> [Objective]: Take the data that follows and retype it word for word.

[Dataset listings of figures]
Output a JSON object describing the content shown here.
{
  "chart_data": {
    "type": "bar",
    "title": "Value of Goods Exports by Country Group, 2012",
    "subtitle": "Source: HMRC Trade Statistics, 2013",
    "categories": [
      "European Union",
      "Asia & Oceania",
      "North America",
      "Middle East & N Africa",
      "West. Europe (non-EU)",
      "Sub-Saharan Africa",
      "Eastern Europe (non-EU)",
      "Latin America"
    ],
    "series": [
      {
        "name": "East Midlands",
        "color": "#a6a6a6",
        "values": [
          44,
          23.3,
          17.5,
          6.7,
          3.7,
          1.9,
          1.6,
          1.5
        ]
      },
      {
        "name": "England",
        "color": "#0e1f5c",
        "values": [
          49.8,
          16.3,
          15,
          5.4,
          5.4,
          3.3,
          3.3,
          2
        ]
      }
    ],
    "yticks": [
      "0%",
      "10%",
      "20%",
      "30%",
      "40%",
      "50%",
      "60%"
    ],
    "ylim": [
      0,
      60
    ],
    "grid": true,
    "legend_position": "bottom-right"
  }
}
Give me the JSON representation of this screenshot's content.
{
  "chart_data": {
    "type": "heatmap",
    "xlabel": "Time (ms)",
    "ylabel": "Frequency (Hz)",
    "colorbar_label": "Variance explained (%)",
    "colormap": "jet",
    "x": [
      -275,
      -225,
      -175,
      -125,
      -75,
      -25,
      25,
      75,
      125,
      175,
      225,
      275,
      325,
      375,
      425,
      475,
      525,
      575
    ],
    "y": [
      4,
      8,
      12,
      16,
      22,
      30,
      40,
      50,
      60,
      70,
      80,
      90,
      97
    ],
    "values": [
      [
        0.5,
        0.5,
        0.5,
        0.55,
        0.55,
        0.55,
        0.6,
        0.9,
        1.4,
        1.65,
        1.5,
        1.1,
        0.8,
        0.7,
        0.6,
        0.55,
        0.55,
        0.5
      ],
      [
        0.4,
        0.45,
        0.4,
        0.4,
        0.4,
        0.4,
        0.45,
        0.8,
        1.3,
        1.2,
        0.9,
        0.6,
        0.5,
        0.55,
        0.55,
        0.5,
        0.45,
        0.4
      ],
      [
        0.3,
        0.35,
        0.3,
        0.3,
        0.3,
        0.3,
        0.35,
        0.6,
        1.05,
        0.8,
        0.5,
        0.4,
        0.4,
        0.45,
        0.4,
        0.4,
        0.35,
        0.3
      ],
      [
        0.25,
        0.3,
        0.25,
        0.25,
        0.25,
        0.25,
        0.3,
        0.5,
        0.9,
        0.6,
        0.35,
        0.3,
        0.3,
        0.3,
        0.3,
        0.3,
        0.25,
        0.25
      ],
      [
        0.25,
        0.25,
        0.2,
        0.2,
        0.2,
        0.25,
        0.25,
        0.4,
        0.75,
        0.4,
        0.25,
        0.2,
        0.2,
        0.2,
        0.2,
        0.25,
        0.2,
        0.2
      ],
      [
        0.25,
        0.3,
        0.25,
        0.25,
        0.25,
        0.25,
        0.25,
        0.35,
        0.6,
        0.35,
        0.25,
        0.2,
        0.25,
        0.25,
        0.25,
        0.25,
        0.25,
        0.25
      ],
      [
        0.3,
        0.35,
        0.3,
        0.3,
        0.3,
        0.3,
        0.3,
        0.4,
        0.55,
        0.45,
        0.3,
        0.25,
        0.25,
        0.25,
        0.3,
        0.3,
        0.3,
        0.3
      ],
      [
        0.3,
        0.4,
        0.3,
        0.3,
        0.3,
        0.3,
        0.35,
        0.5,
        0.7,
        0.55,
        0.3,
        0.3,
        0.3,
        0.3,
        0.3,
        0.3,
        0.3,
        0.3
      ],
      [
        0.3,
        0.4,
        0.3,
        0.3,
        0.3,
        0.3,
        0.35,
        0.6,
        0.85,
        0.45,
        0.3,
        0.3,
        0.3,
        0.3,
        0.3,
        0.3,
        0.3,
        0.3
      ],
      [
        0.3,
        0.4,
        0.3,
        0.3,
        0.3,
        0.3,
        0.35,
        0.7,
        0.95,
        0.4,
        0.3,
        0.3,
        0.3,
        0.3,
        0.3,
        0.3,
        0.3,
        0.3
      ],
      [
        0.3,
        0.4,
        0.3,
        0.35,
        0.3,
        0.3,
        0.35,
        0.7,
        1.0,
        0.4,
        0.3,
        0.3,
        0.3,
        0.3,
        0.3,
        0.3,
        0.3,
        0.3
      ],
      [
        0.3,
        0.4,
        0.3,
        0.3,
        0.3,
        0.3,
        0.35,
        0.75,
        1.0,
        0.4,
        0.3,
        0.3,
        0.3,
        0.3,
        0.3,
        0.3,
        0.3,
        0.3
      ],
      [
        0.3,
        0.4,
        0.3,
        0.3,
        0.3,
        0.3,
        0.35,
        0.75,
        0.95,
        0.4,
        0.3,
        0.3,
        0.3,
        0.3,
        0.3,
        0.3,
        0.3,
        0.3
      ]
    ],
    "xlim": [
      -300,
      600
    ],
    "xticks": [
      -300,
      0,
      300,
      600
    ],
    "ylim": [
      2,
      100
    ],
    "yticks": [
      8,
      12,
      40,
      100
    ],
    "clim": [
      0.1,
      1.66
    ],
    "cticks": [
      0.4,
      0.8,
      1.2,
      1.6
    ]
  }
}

> [Exercise response]:
Output a JSON object describing the content shown here.
{
  "chart_data": {
    "type": "bar",
    "title": "Value of Goods Exports by Country Group, 2012",
    "subtitle": "Source: HMRC Trade Statistics, 2013",
    "categories": [
      "European Union",
      "Asia & Oceania",
      "North America",
      "Middle East & N Africa",
      "West. Europe (non-EU)",
      "Sub-Saharan Africa",
      "Eastern Europe (non-EU)",
      "Latin America"
    ],
    "series": [
      {
        "name": "East Midlands",
        "color": "#a6a6a6",
        "values": [
          44,
          23.3,
          17.5,
          6.7,
          3.7,
          1.9,
          1.6,
          1.5
        ]
      },
      {
        "name": "England",
        "color": "#0e1f5c",
        "values": [
          49.8,
          16.3,
          15,
          5.4,
          5.4,
          3.3,
          3.3,
          2
        ]
      }
    ],
    "yticks": [
      "0%",
      "10%",
      "20%",
      "30%",
      "40%",
      "50%",
      "60%"
    ],
    "ylim": [
      0,
      60
    ],
    "grid": true,
    "legend_position": "bottom-right"
  }
}
Give me the JSON representation of this screenshot's content.
{
  "chart_data": {
    "type": "heatmap",
    "xlabel": "Time (ms)",
    "ylabel": "Frequency (Hz)",
    "colorbar_label": "Variance explained (%)",
    "colormap": "jet",
    "x": [
      -275,
      -225,
      -175,
      -125,
      -75,
      -25,
      25,
      75,
      125,
      175,
      225,
      275,
      325,
      375,
      425,
      475,
      525,
      575
    ],
    "y": [
      4,
      8,
      12,
      16,
      22,
      30,
      40,
      50,
      60,
      70,
      80,
      90,
      97
    ],
    "values": [
      [
        0.5,
        0.5,
        0.5,
        0.55,
        0.55,
        0.55,
        0.6,
        0.9,
        1.4,
        1.65,
        1.5,
        1.1,
        0.8,
        0.7,
        0.6,
        0.55,
        0.55,
        0.5
      ],
      [
        0.4,
        0.45,
        0.4,
        0.4,
        0.4,
        0.4,
        0.45,
        0.8,
        1.3,
        1.2,
        0.9,
        0.6,
        0.5,
        0.55,
        0.55,
        0.5,
        0.45,
        0.4
      ],
      [
        0.3,
        0.35,
        0.3,
        0.3,
        0.3,
        0.3,
        0.35,
        0.6,
        1.05,
        0.8,
        0.5,
        0.4,
        0.4,
        0.45,
        0.4,
        0.4,
        0.35,
        0.3
      ],
      [
        0.25,
        0.3,
        0.25,
        0.25,
        0.25,
        0.25,
        0.3,
        0.5,
        0.9,
        0.6,
        0.35,
        0.3,
        0.3,
        0.3,
        0.3,
        0.3,
        0.25,
        0.25
      ],
      [
        0.25,
        0.25,
        0.2,
        0.2,
        0.2,
        0.25,
        0.25,
        0.4,
        0.75,
        0.4,
        0.25,
        0.2,
        0.2,
        0.2,
        0.2,
        0.25,
        0.2,
        0.2
      ],
      [
        0.25,
        0.3,
        0.25,
        0.25,
        0.25,
        0.25,
        0.25,
        0.35,
        0.6,
        0.35,
        0.25,
        0.2,
        0.25,
        0.25,
        0.25,
        0.25,
        0.25,
        0.25
      ],
      [
        0.3,
        0.35,
        0.3,
        0.3,
        0.3,
        0.3,
        0.3,
        0.4,
        0.55,
        0.45,
        0.3,
        0.25,
        0.25,
        0.25,
        0.3,
        0.3,
        0.3,
        0.3
      ],
      [
        0.3,
        0.4,
        0.3,
        0.3,
        0.3,
        0.3,
        0.35,
        0.5,
        0.7,
        0.55,
        0.3,
        0.3,
        0.3,
        0.3,
        0.3,
        0.3,
        0.3,
        0.3
      ],
      [
        0.3,
        0.4,
        0.3,
        0.3,
        0.3,
        0.3,
        0.35,
        0.6,
        0.85,
        0.45,
        0.3,
        0.3,
        0.3,
        0.3,
        0.3,
        0.3,
        0.3,
        0.3
      ],
      [
        0.3,
        0.4,
        0.3,
        0.3,
        0.3,
        0.3,
        0.35,
        0.7,
        0.95,
        0.4,
        0.3,
        0.3,
        0.3,
        0.3,
        0.3,
        0.3,
        0.3,
        0.3
      ],
      [
        0.3,
        0.4,
        0.3,
        0.35,
        0.3,
        0.3,
        0.35,
        0.7,
        1.0,
        0.4,
        0.3,
        0.3,
        0.3,
        0.3,
        0.3,
        0.3,
        0.3,
        0.3
      ],
      [
        0.3,
        0.4,
        0.3,
        0.3,
        0.3,
        0.3,
        0.35,
        0.75,
        1.0,
        0.4,
        0.3,
        0.3,
        0.3,
        0.3,
        0.3,
        0.3,
        0.3,
        0.3
      ],
      [
        0.3,
        0.4,
        0.3,
        0.3,
        0.3,
        0.3,
        0.35,
        0.75,
        0.95,
        0.4,
        0.3,
        0.3,
        0.3,
        0.3,
        0.3,
        0.3,
        0.3,
        0.3
      ]
    ],
    "xlim": [
      -300,
      600
    ],
    "xticks": [
      -300,
      0,
      300,
      600
    ],
    "ylim": [
      2,
      100
    ],
    "yticks": [
      8,
      12,
      40,
      100
    ],
    "clim": [
      0.1,
      1.66
    ],
    "cticks": [
      0.4,
      0.8,
      1.2,
      1.6
    ]
  }
}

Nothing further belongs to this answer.